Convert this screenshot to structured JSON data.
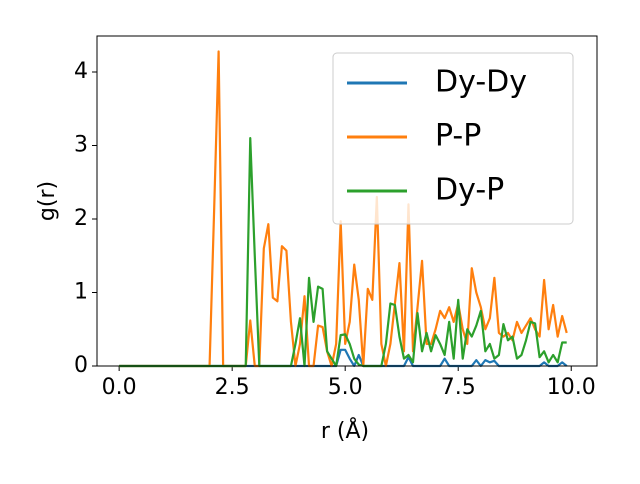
{
  "chart_data": {
    "type": "line",
    "x_label": "r (Å)",
    "y_label": "g(r)",
    "x": [
      0,
      0.1,
      0.2,
      0.3,
      0.4,
      0.5,
      0.6,
      0.7,
      0.8,
      0.9,
      1,
      1.1,
      1.2,
      1.3,
      1.4,
      1.5,
      1.6,
      1.7,
      1.8,
      1.9,
      2,
      2.1,
      2.2,
      2.3,
      2.4,
      2.5,
      2.6,
      2.7,
      2.8,
      2.9,
      3,
      3.1,
      3.2,
      3.3,
      3.4,
      3.5,
      3.6,
      3.7,
      3.8,
      3.9,
      4,
      4.1,
      4.2,
      4.3,
      4.4,
      4.5,
      4.6,
      4.7,
      4.8,
      4.9,
      5,
      5.1,
      5.2,
      5.3,
      5.4,
      5.5,
      5.6,
      5.7,
      5.8,
      5.9,
      6,
      6.1,
      6.2,
      6.3,
      6.4,
      6.5,
      6.6,
      6.7,
      6.8,
      6.9,
      7,
      7.1,
      7.2,
      7.3,
      7.4,
      7.5,
      7.6,
      7.7,
      7.8,
      7.9,
      8,
      8.1,
      8.2,
      8.3,
      8.4,
      8.5,
      8.6,
      8.7,
      8.8,
      8.9,
      9,
      9.1,
      9.2,
      9.3,
      9.4,
      9.5,
      9.6,
      9.7,
      9.8,
      9.9
    ],
    "series": [
      {
        "name": "Dy-Dy",
        "color": "#1f77b4",
        "values": [
          0,
          0,
          0,
          0,
          0,
          0,
          0,
          0,
          0,
          0,
          0,
          0,
          0,
          0,
          0,
          0,
          0,
          0,
          0,
          0,
          0,
          0,
          0,
          0,
          0,
          0,
          0,
          0,
          0,
          0,
          0,
          0,
          0,
          0,
          0,
          0,
          0,
          0,
          0,
          0,
          0,
          0,
          0,
          0,
          0,
          0,
          0,
          0,
          0,
          0.22,
          0.22,
          0.1,
          0,
          0.15,
          0,
          0,
          0,
          0,
          0,
          0,
          0,
          0,
          0,
          0,
          0.12,
          0,
          0,
          0,
          0,
          0,
          0,
          0,
          0.1,
          0,
          0,
          0,
          0,
          0,
          0,
          0.08,
          0,
          0.08,
          0.05,
          0.07,
          0,
          0,
          0,
          0,
          0,
          0,
          0,
          0,
          0,
          0,
          0.05,
          0,
          0,
          0,
          0.05,
          0
        ]
      },
      {
        "name": "P-P",
        "color": "#ff7f0e",
        "values": [
          0,
          0,
          0,
          0,
          0,
          0,
          0,
          0,
          0,
          0,
          0,
          0,
          0,
          0,
          0,
          0,
          0,
          0,
          0,
          0,
          0,
          2.1,
          4.28,
          0,
          0,
          0,
          0,
          0,
          0,
          0.62,
          0,
          0,
          1.6,
          1.93,
          0.93,
          0.88,
          1.63,
          1.57,
          0.6,
          0,
          0.3,
          0.95,
          0,
          0,
          0.55,
          0.53,
          0.2,
          0,
          0.3,
          1.97,
          0.3,
          0.6,
          1.38,
          0.9,
          0,
          1.05,
          0.9,
          2.3,
          0.3,
          0,
          0.3,
          0.85,
          1.4,
          0.2,
          2.2,
          0.2,
          0.8,
          1.43,
          0.3,
          0.3,
          0.5,
          0.75,
          0.65,
          0.8,
          0.6,
          0.85,
          0.5,
          0.3,
          1.33,
          1.0,
          0.8,
          0.5,
          0.65,
          1.2,
          0.45,
          0.4,
          0.45,
          0.35,
          0.6,
          0.45,
          0.55,
          0.65,
          0.5,
          0.4,
          1.17,
          0.5,
          0.83,
          0.4,
          0.68,
          0.45
        ]
      },
      {
        "name": "Dy-P",
        "color": "#2ca02c",
        "values": [
          0,
          0,
          0,
          0,
          0,
          0,
          0,
          0,
          0,
          0,
          0,
          0,
          0,
          0,
          0,
          0,
          0,
          0,
          0,
          0,
          0,
          0,
          0,
          0,
          0,
          0,
          0,
          0,
          0,
          3.1,
          1.5,
          0,
          0,
          0,
          0,
          0,
          0,
          0,
          0,
          0.3,
          0.65,
          0,
          1.2,
          0.6,
          1.08,
          1.05,
          0.2,
          0.1,
          0,
          0.42,
          0.43,
          0.3,
          0.1,
          0.02,
          0,
          0,
          0,
          0,
          0,
          0.3,
          0.85,
          0.83,
          0.4,
          0.1,
          0.15,
          0.05,
          0.72,
          0.2,
          0.45,
          0.2,
          0.42,
          0.3,
          0.15,
          0.6,
          0.1,
          0.9,
          0.1,
          0.5,
          0.4,
          0.55,
          0.75,
          0.2,
          0.3,
          0.1,
          0.15,
          0.57,
          0.35,
          0.4,
          0.1,
          0.15,
          0.35,
          0.6,
          0.58,
          0.12,
          0.2,
          0.05,
          0.15,
          0.05,
          0.32,
          0.32
        ]
      }
    ],
    "xlim": [
      -0.49,
      10.57
    ],
    "ylim": [
      0,
      4.49
    ],
    "xticks": [
      {
        "value": 0,
        "label": "0.0"
      },
      {
        "value": 2.5,
        "label": "2.5"
      },
      {
        "value": 5,
        "label": "5.0"
      },
      {
        "value": 7.5,
        "label": "7.5"
      },
      {
        "value": 10,
        "label": "10.0"
      }
    ],
    "yticks": [
      0,
      1,
      2,
      3,
      4
    ],
    "grid": false,
    "legend": "upper right"
  }
}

────────────────

## The problem:
Take the data above and repeat it exactly, leaving each picture out.

## Answer for this exercise:
Convert this screenshot to structured JSON data.
{
  "chart_data": {
    "type": "line",
    "x_label": "r (Å)",
    "y_label": "g(r)",
    "x": [
      0,
      0.1,
      0.2,
      0.3,
      0.4,
      0.5,
      0.6,
      0.7,
      0.8,
      0.9,
      1,
      1.1,
      1.2,
      1.3,
      1.4,
      1.5,
      1.6,
      1.7,
      1.8,
      1.9,
      2,
      2.1,
      2.2,
      2.3,
      2.4,
      2.5,
      2.6,
      2.7,
      2.8,
      2.9,
      3,
      3.1,
      3.2,
      3.3,
      3.4,
      3.5,
      3.6,
      3.7,
      3.8,
      3.9,
      4,
      4.1,
      4.2,
      4.3,
      4.4,
      4.5,
      4.6,
      4.7,
      4.8,
      4.9,
      5,
      5.1,
      5.2,
      5.3,
      5.4,
      5.5,
      5.6,
      5.7,
      5.8,
      5.9,
      6,
      6.1,
      6.2,
      6.3,
      6.4,
      6.5,
      6.6,
      6.7,
      6.8,
      6.9,
      7,
      7.1,
      7.2,
      7.3,
      7.4,
      7.5,
      7.6,
      7.7,
      7.8,
      7.9,
      8,
      8.1,
      8.2,
      8.3,
      8.4,
      8.5,
      8.6,
      8.7,
      8.8,
      8.9,
      9,
      9.1,
      9.2,
      9.3,
      9.4,
      9.5,
      9.6,
      9.7,
      9.8,
      9.9
    ],
    "series": [
      {
        "name": "Dy-Dy",
        "color": "#1f77b4",
        "values": [
          0,
          0,
          0,
          0,
          0,
          0,
          0,
          0,
          0,
          0,
          0,
          0,
          0,
          0,
          0,
          0,
          0,
          0,
          0,
          0,
          0,
          0,
          0,
          0,
          0,
          0,
          0,
          0,
          0,
          0,
          0,
          0,
          0,
          0,
          0,
          0,
          0,
          0,
          0,
          0,
          0,
          0,
          0,
          0,
          0,
          0,
          0,
          0,
          0,
          0.22,
          0.22,
          0.1,
          0,
          0.15,
          0,
          0,
          0,
          0,
          0,
          0,
          0,
          0,
          0,
          0,
          0.12,
          0,
          0,
          0,
          0,
          0,
          0,
          0,
          0.1,
          0,
          0,
          0,
          0,
          0,
          0,
          0.08,
          0,
          0.08,
          0.05,
          0.07,
          0,
          0,
          0,
          0,
          0,
          0,
          0,
          0,
          0,
          0,
          0.05,
          0,
          0,
          0,
          0.05,
          0
        ]
      },
      {
        "name": "P-P",
        "color": "#ff7f0e",
        "values": [
          0,
          0,
          0,
          0,
          0,
          0,
          0,
          0,
          0,
          0,
          0,
          0,
          0,
          0,
          0,
          0,
          0,
          0,
          0,
          0,
          0,
          2.1,
          4.28,
          0,
          0,
          0,
          0,
          0,
          0,
          0.62,
          0,
          0,
          1.6,
          1.93,
          0.93,
          0.88,
          1.63,
          1.57,
          0.6,
          0,
          0.3,
          0.95,
          0,
          0,
          0.55,
          0.53,
          0.2,
          0,
          0.3,
          1.97,
          0.3,
          0.6,
          1.38,
          0.9,
          0,
          1.05,
          0.9,
          2.3,
          0.3,
          0,
          0.3,
          0.85,
          1.4,
          0.2,
          2.2,
          0.2,
          0.8,
          1.43,
          0.3,
          0.3,
          0.5,
          0.75,
          0.65,
          0.8,
          0.6,
          0.85,
          0.5,
          0.3,
          1.33,
          1.0,
          0.8,
          0.5,
          0.65,
          1.2,
          0.45,
          0.4,
          0.45,
          0.35,
          0.6,
          0.45,
          0.55,
          0.65,
          0.5,
          0.4,
          1.17,
          0.5,
          0.83,
          0.4,
          0.68,
          0.45
        ]
      },
      {
        "name": "Dy-P",
        "color": "#2ca02c",
        "values": [
          0,
          0,
          0,
          0,
          0,
          0,
          0,
          0,
          0,
          0,
          0,
          0,
          0,
          0,
          0,
          0,
          0,
          0,
          0,
          0,
          0,
          0,
          0,
          0,
          0,
          0,
          0,
          0,
          0,
          3.1,
          1.5,
          0,
          0,
          0,
          0,
          0,
          0,
          0,
          0,
          0.3,
          0.65,
          0,
          1.2,
          0.6,
          1.08,
          1.05,
          0.2,
          0.1,
          0,
          0.42,
          0.43,
          0.3,
          0.1,
          0.02,
          0,
          0,
          0,
          0,
          0,
          0.3,
          0.85,
          0.83,
          0.4,
          0.1,
          0.15,
          0.05,
          0.72,
          0.2,
          0.45,
          0.2,
          0.42,
          0.3,
          0.15,
          0.6,
          0.1,
          0.9,
          0.1,
          0.5,
          0.4,
          0.55,
          0.75,
          0.2,
          0.3,
          0.1,
          0.15,
          0.57,
          0.35,
          0.4,
          0.1,
          0.15,
          0.35,
          0.6,
          0.58,
          0.12,
          0.2,
          0.05,
          0.15,
          0.05,
          0.32,
          0.32
        ]
      }
    ],
    "xlim": [
      -0.49,
      10.57
    ],
    "ylim": [
      0,
      4.49
    ],
    "xticks": [
      {
        "value": 0,
        "label": "0.0"
      },
      {
        "value": 2.5,
        "label": "2.5"
      },
      {
        "value": 5,
        "label": "5.0"
      },
      {
        "value": 7.5,
        "label": "7.5"
      },
      {
        "value": 10,
        "label": "10.0"
      }
    ],
    "yticks": [
      0,
      1,
      2,
      3,
      4
    ],
    "grid": false,
    "legend": "upper right"
  }
}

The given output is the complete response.